The exercise →
Exclude the pictures, then copy all remaining records exactly.

---------- Stored records ----------

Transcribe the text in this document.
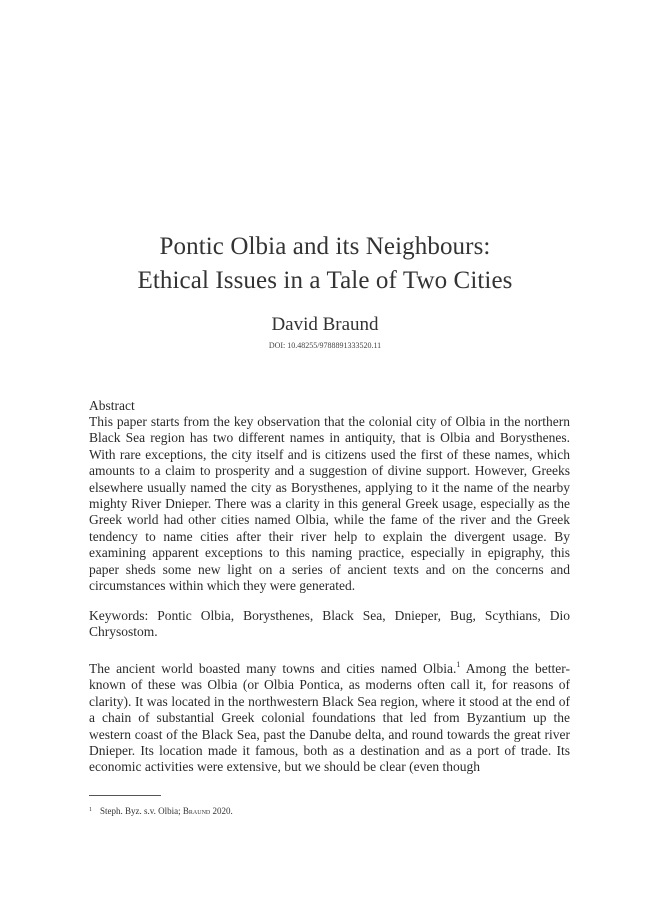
Pontic Olbia and its Neighbours:
Ethical Issues in a Tale of Two Cities
David Braund
DOI: 10.48255/9788891333520.11
Abstract
This paper starts from the key observation that the colonial city of Olbia in the northern Black Sea region has two different names in antiquity, that is Olbia and Borysthenes. With rare exceptions, the city itself and is citizens used the first of these names, which amounts to a claim to prosperity and a suggestion of divine support. However, Greeks elsewhere usually named the city as Borysthenes, applying to it the name of the nearby mighty River Dnieper. There was a clarity in this general Greek usage, especially as the Greek world had other cities named Olbia, while the fame of the river and the Greek tendency to name cities after their river help to explain the divergent usage. By examining apparent exceptions to this naming practice, especially in epigraphy, this paper sheds some new light on a series of ancient texts and on the concerns and circumstances within which they were generated.
Keywords: Pontic Olbia, Borysthenes, Black Sea, Dnieper, Bug, Scythians, Dio Chrysostom.
The ancient world boasted many towns and cities named Olbia.$^1$ Among the better-known of these was Olbia (or Olbia Pontica, as moderns often call it, for reasons of clarity). It was located in the northwestern Black Sea region, where it stood at the end of a chain of substantial Greek colonial foundations that led from Byzantium up the western coast of the Black Sea, past the Danube delta, and round towards the great river Dnieper. Its location made it famous, both as a destination and as a port of trade. Its economic activities were extensive, but we should be clear (even though
$^1$ Steph. Byz. s.v. Olbia; Braund 2020.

----------

Complete output →
Transcribe the text in this document.
Pontic Olbia and its Neighbours:
Ethical Issues in a Tale of Two Cities
David Braund
DOI: 10.48255/9788891333520.11
Abstract
This paper starts from the key observation that the colonial city of Olbia in the northern Black Sea region has two different names in antiquity, that is Olbia and Borysthenes. With rare exceptions, the city itself and is citizens used the first of these names, which amounts to a claim to prosperity and a suggestion of divine support. However, Greeks elsewhere usually named the city as Borysthenes, applying to it the name of the nearby mighty River Dnieper. There was a clarity in this general Greek usage, especially as the Greek world had other cities named Olbia, while the fame of the river and the Greek tendency to name cities after their river help to explain the divergent usage. By examining apparent exceptions to this naming practice, especially in epigraphy, this paper sheds some new light on a series of ancient texts and on the concerns and circumstances within which they were generated.
Keywords: Pontic Olbia, Borysthenes, Black Sea, Dnieper, Bug, Scythians, Dio Chrysostom.
The ancient world boasted many towns and cities named Olbia.$^1$ Among the better-known of these was Olbia (or Olbia Pontica, as moderns often call it, for reasons of clarity). It was located in the northwestern Black Sea region, where it stood at the end of a chain of substantial Greek colonial foundations that led from Byzantium up the western coast of the Black Sea, past the Danube delta, and round towards the great river Dnieper. Its location made it famous, both as a destination and as a port of trade. Its economic activities were extensive, but we should be clear (even though
$^1$ Steph. Byz. s.v. Olbia; Braund 2020.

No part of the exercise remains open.